--- START ---

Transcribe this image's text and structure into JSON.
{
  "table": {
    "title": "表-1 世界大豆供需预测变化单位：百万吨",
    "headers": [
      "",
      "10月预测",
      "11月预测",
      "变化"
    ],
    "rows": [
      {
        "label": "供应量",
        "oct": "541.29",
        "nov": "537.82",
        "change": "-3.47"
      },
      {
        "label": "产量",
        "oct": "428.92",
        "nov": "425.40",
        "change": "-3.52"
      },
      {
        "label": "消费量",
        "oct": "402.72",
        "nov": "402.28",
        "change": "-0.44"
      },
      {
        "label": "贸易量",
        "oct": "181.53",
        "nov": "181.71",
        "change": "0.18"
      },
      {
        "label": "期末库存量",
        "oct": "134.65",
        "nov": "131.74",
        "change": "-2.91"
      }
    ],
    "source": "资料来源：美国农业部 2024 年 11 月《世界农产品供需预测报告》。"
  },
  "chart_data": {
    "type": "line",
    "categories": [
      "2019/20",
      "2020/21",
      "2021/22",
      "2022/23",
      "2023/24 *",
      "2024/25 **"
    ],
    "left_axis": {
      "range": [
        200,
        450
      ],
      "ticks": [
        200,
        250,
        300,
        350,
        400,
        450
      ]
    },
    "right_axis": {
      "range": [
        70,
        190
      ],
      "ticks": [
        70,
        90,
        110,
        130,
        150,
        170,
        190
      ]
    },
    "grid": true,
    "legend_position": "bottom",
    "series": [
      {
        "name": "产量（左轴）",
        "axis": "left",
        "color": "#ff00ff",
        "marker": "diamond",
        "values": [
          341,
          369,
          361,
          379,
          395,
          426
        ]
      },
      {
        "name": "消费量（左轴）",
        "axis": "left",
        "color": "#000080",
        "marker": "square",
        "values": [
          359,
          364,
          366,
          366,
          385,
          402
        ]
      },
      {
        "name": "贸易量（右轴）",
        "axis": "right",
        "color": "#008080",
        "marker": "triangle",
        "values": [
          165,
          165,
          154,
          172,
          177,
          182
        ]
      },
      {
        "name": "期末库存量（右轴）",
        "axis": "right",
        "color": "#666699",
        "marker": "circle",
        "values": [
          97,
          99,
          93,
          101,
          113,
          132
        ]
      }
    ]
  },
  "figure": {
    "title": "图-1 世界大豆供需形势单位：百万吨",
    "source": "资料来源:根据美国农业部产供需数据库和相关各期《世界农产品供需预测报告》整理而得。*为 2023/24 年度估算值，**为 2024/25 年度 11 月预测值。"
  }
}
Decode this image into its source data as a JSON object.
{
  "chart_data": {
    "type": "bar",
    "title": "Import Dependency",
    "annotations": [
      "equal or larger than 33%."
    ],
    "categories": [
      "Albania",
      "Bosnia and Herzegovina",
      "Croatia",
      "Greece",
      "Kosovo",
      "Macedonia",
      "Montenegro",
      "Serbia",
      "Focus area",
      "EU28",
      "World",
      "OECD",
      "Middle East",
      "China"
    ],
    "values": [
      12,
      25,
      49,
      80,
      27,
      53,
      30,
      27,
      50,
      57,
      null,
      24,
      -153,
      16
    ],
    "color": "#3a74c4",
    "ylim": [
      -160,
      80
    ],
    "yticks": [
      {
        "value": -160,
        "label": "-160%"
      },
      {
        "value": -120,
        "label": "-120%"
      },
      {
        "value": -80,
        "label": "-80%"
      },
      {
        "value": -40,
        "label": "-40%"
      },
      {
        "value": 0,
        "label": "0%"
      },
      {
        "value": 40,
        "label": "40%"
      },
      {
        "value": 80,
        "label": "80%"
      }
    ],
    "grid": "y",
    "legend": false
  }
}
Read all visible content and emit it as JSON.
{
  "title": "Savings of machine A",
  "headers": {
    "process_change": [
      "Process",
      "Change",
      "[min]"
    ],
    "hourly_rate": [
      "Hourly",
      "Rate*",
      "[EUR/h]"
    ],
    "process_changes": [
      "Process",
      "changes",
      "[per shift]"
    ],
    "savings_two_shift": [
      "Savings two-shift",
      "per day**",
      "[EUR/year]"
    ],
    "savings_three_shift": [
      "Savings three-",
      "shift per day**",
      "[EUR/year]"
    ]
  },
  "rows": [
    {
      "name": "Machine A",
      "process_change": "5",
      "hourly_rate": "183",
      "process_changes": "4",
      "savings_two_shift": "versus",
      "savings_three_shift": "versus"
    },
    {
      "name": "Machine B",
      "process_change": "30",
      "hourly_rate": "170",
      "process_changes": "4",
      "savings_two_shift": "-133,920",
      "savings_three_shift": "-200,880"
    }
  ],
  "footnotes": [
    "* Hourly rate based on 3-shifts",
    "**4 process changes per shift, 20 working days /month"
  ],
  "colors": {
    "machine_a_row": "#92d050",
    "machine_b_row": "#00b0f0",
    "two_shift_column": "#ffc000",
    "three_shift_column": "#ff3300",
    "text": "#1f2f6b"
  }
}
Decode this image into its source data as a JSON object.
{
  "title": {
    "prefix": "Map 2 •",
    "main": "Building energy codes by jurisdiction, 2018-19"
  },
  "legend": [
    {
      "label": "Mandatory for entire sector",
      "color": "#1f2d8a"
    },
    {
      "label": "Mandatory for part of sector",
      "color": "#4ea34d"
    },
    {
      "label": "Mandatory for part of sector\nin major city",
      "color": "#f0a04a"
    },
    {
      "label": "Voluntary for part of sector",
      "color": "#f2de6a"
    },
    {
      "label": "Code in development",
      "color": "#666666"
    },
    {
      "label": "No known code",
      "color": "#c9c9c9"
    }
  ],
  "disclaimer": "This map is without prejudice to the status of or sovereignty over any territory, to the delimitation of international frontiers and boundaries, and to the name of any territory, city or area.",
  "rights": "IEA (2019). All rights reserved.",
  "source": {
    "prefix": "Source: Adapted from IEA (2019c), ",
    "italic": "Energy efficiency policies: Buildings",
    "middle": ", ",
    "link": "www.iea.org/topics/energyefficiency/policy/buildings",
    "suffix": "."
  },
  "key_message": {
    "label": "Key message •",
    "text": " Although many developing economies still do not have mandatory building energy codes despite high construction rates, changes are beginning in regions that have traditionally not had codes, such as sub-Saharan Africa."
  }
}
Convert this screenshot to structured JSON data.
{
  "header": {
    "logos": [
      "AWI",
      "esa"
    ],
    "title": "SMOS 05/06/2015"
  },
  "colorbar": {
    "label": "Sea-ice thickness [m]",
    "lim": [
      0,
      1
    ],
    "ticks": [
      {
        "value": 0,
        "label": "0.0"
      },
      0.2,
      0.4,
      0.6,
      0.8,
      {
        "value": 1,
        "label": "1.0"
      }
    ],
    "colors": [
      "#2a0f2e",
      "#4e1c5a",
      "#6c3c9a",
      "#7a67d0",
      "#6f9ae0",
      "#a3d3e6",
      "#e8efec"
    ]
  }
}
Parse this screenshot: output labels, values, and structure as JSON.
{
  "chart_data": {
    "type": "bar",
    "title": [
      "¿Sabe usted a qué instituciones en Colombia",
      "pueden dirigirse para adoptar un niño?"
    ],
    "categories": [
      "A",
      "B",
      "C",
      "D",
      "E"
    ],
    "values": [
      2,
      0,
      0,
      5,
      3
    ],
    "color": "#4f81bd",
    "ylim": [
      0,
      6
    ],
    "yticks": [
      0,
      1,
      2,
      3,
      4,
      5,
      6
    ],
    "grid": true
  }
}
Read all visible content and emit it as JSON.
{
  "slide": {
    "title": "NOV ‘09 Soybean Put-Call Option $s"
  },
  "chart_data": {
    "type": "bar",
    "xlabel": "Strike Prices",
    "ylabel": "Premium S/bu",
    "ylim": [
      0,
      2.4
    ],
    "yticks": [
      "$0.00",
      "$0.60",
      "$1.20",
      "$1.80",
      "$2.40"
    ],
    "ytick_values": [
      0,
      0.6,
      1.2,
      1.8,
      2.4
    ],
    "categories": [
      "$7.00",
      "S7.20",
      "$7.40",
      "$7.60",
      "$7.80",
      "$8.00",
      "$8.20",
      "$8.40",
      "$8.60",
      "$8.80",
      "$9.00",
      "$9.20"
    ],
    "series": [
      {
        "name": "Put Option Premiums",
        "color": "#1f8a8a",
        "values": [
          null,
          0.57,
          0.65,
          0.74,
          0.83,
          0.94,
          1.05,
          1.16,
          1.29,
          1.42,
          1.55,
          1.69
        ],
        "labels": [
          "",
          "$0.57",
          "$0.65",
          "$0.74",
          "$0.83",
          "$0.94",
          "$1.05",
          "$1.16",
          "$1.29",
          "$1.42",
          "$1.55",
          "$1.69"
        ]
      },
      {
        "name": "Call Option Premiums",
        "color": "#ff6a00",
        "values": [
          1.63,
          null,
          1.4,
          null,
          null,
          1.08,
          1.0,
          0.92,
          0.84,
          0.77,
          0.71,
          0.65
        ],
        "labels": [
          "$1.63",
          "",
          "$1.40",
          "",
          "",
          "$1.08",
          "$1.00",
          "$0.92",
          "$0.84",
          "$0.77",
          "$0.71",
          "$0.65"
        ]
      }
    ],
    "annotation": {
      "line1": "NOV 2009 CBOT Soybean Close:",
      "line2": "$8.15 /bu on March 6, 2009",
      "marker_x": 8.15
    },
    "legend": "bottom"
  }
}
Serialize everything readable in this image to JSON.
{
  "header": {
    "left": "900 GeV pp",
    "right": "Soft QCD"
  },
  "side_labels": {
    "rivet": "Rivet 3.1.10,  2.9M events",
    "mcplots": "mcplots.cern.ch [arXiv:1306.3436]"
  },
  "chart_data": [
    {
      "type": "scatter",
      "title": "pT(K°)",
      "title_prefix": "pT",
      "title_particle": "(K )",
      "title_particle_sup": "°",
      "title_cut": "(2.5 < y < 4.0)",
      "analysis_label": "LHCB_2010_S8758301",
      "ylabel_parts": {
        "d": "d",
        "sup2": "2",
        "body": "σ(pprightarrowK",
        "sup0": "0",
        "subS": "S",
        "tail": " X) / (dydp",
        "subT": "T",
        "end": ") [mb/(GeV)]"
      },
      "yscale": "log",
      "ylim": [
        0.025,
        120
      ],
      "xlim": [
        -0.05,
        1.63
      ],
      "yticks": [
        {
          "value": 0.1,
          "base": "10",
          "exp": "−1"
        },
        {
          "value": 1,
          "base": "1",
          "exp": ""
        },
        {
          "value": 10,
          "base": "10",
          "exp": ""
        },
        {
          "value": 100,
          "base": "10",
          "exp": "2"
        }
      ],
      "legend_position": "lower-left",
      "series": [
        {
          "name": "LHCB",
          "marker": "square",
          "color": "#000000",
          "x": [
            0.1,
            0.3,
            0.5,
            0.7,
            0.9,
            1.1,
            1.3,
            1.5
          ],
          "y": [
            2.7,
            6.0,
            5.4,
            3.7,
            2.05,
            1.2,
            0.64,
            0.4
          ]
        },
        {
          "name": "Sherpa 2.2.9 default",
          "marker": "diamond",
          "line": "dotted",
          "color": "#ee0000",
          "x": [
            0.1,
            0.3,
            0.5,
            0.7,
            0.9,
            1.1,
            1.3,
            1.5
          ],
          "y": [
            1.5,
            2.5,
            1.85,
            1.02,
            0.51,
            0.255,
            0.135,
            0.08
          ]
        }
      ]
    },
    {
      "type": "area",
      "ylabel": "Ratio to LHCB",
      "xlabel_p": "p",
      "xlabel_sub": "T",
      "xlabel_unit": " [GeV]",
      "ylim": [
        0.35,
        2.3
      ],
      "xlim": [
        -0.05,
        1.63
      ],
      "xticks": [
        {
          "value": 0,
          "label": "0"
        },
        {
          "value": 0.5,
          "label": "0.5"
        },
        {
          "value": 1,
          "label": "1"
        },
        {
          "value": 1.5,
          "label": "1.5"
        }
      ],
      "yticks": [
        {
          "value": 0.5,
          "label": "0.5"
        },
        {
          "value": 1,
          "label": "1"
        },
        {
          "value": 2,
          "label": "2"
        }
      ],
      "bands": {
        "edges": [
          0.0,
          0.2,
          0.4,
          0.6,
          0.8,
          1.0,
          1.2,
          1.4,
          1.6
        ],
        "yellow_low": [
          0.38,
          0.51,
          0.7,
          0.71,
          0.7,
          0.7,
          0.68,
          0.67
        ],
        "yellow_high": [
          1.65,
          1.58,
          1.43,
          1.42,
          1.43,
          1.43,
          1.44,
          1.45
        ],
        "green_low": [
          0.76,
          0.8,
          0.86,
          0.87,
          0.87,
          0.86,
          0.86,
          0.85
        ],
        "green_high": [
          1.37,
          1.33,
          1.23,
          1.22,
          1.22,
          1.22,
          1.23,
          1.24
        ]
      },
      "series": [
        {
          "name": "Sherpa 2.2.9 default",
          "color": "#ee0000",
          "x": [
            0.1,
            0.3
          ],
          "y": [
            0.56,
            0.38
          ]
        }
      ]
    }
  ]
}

--- END ---

# What this task involves
In the material above, tally every line with the string "text" in it, then give that number alone.

# The response
3